▶ Problem requirements
Could you transcribe every line of the listing below verbatim, leaving out the picture?

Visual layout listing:
>> Begin
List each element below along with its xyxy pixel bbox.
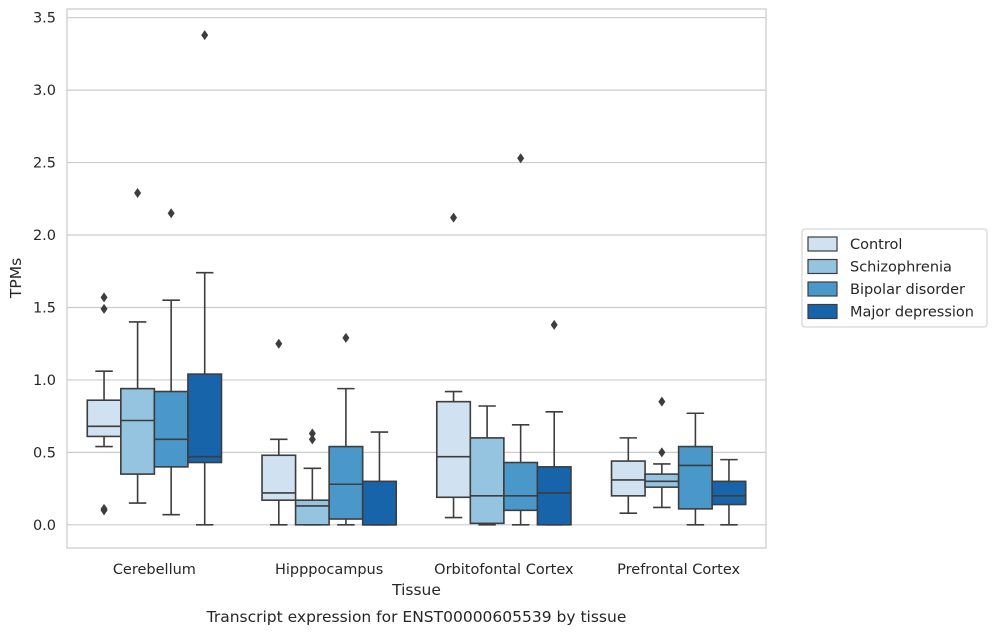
outlier-point xyxy=(100,303,108,314)
y-tick-label: 1.0 xyxy=(33,373,56,389)
box-body xyxy=(328,445,364,520)
legend: Control Schizophrenia Bipolar disorder Majo… xyxy=(801,228,988,328)
legend-label: Schizophrenia xyxy=(850,260,952,276)
box-2-2 xyxy=(503,153,539,526)
box-body xyxy=(435,400,472,499)
outlier-point xyxy=(308,434,316,445)
outlier-point xyxy=(134,188,142,199)
box-3-0 xyxy=(610,437,646,515)
outlier-point xyxy=(550,319,558,330)
y-tick-label: 2.0 xyxy=(33,228,56,244)
box-body xyxy=(361,480,398,526)
box-groups xyxy=(86,30,747,526)
box-1-1 xyxy=(294,428,330,526)
outlier-point xyxy=(450,212,458,223)
y-tick-label: 0.5 xyxy=(33,445,56,461)
outlier-point xyxy=(100,292,108,303)
y-axis-label: TPMs xyxy=(7,258,25,299)
legend-swatch xyxy=(807,258,838,275)
legend-swatch xyxy=(807,303,838,320)
outlier-point xyxy=(100,503,108,514)
outlier-point xyxy=(275,338,283,349)
box-1-0 xyxy=(261,338,297,526)
legend-label: Bipolar disorder xyxy=(850,282,965,298)
box-body xyxy=(610,460,646,497)
box-2-1 xyxy=(469,405,505,526)
box-body xyxy=(711,480,747,506)
box-3-3 xyxy=(711,458,747,526)
box-0-0 xyxy=(86,292,122,516)
y-tick-label: 3.5 xyxy=(33,11,56,27)
box-body xyxy=(469,437,505,525)
outlier-point xyxy=(308,428,316,439)
outlier-point xyxy=(517,153,525,164)
box-0-1 xyxy=(120,188,156,504)
box-body xyxy=(677,445,713,510)
y-tick-label: 2.5 xyxy=(33,156,56,172)
outlier-point xyxy=(658,447,666,458)
plot-frame xyxy=(66,8,767,549)
legend-frame xyxy=(801,228,988,328)
outlier-point xyxy=(201,30,209,41)
x-tick-label: Hipppocampus xyxy=(275,562,383,578)
legend-swatch xyxy=(807,236,838,252)
box-body xyxy=(120,387,156,475)
box-body xyxy=(153,390,189,468)
box-0-2 xyxy=(153,208,189,516)
legend-swatch xyxy=(807,281,838,297)
box-body xyxy=(503,461,539,512)
outlier-point xyxy=(167,208,175,219)
x-tick-label: Cerebellum xyxy=(113,562,196,578)
y-tick-label: 1.5 xyxy=(33,300,56,316)
box-3-1 xyxy=(644,396,680,509)
outlier-point xyxy=(342,332,350,343)
y-tick-label: 0.0 xyxy=(33,518,56,534)
box-body xyxy=(86,399,122,438)
box-1-3 xyxy=(361,431,398,526)
box-0-3 xyxy=(187,30,223,526)
y-tick-labels: 0.0 0.5 1.0 1.5 2.0 2.5 3.0 3.5 xyxy=(33,11,56,534)
legend-label: Major depression xyxy=(850,305,974,321)
box-body xyxy=(294,499,330,526)
x-tick-label: Prefrontal Cortex xyxy=(617,562,740,578)
box-2-3 xyxy=(536,319,572,526)
box-body xyxy=(187,373,223,464)
x-tick-label: Orbitofontal Cortex xyxy=(434,562,574,578)
chart-caption: Transcript expression for ENST0000060553… xyxy=(206,608,627,626)
outlier-point xyxy=(658,396,666,407)
box-1-2 xyxy=(328,332,364,526)
legend-label: Control xyxy=(850,237,902,253)
y-tick-label: 3.0 xyxy=(33,83,56,99)
x-tick-labels: Cerebellum Hipppocampus Orbitofontal Corte… xyxy=(113,562,741,578)
box-body xyxy=(536,466,572,526)
x-axis-label: Tissue xyxy=(391,581,441,599)
box-3-2 xyxy=(677,412,713,526)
>> End
▶ The output
List each element below along with its xyxy pixel bbox.
outlier-point xyxy=(100,303,108,314)
y-tick-label: 1.0 xyxy=(33,373,56,389)
box-body xyxy=(328,445,364,520)
legend: Control Schizophrenia Bipolar disorder Majo… xyxy=(801,228,988,328)
legend-label: Schizophrenia xyxy=(850,260,952,276)
box-2-2 xyxy=(503,153,539,526)
box-body xyxy=(435,400,472,499)
outlier-point xyxy=(308,434,316,445)
outlier-point xyxy=(134,188,142,199)
box-3-0 xyxy=(610,437,646,515)
outlier-point xyxy=(550,319,558,330)
y-tick-label: 2.0 xyxy=(33,228,56,244)
box-body xyxy=(361,480,398,526)
box-groups xyxy=(86,30,747,526)
box-1-1 xyxy=(294,428,330,526)
outlier-point xyxy=(450,212,458,223)
y-tick-label: 0.5 xyxy=(33,445,56,461)
outlier-point xyxy=(100,292,108,303)
y-axis-label: TPMs xyxy=(7,258,25,299)
legend-swatch xyxy=(807,258,838,275)
legend-swatch xyxy=(807,303,838,320)
outlier-point xyxy=(100,503,108,514)
outlier-point xyxy=(275,338,283,349)
box-1-0 xyxy=(261,338,297,526)
legend-label: Bipolar disorder xyxy=(850,282,965,298)
box-body xyxy=(610,460,646,497)
box-2-1 xyxy=(469,405,505,526)
box-body xyxy=(711,480,747,506)
box-3-3 xyxy=(711,458,747,526)
box-0-0 xyxy=(86,292,122,516)
y-tick-label: 3.5 xyxy=(33,11,56,27)
box-body xyxy=(469,437,505,525)
outlier-point xyxy=(308,428,316,439)
outlier-point xyxy=(517,153,525,164)
box-0-1 xyxy=(120,188,156,504)
box-body xyxy=(677,445,713,510)
y-tick-label: 2.5 xyxy=(33,156,56,172)
outlier-point xyxy=(658,447,666,458)
plot-frame xyxy=(66,8,767,549)
legend-frame xyxy=(801,228,988,328)
outlier-point xyxy=(201,30,209,41)
x-tick-label: Hipppocampus xyxy=(275,562,383,578)
legend-swatch xyxy=(807,236,838,252)
box-body xyxy=(120,387,156,475)
box-body xyxy=(153,390,189,468)
box-0-2 xyxy=(153,208,189,516)
legend-swatch xyxy=(807,281,838,297)
box-body xyxy=(503,461,539,512)
outlier-point xyxy=(167,208,175,219)
x-tick-label: Cerebellum xyxy=(113,562,196,578)
y-tick-label: 1.5 xyxy=(33,300,56,316)
box-3-1 xyxy=(644,396,680,509)
outlier-point xyxy=(342,332,350,343)
y-tick-label: 0.0 xyxy=(33,518,56,534)
box-body xyxy=(86,399,122,438)
box-1-3 xyxy=(361,431,398,526)
box-0-3 xyxy=(187,30,223,526)
y-tick-labels: 0.0 0.5 1.0 1.5 2.0 2.5 3.0 3.5 xyxy=(33,11,56,534)
legend-label: Major depression xyxy=(850,305,974,321)
box-body xyxy=(294,499,330,526)
x-tick-label: Prefrontal Cortex xyxy=(617,562,740,578)
box-2-3 xyxy=(536,319,572,526)
box-body xyxy=(187,373,223,464)
x-tick-label: Orbitofontal Cortex xyxy=(434,562,574,578)
chart-caption: Transcript expression for ENST0000060553… xyxy=(206,608,627,626)
outlier-point xyxy=(658,396,666,407)
box-1-2 xyxy=(328,332,364,526)
legend-label: Control xyxy=(850,237,902,253)
y-tick-label: 3.0 xyxy=(33,83,56,99)
x-tick-labels: Cerebellum Hipppocampus Orbitofontal Corte… xyxy=(113,562,741,578)
box-body xyxy=(536,466,572,526)
x-axis-label: Tissue xyxy=(391,581,441,599)
box-3-2 xyxy=(677,412,713,526)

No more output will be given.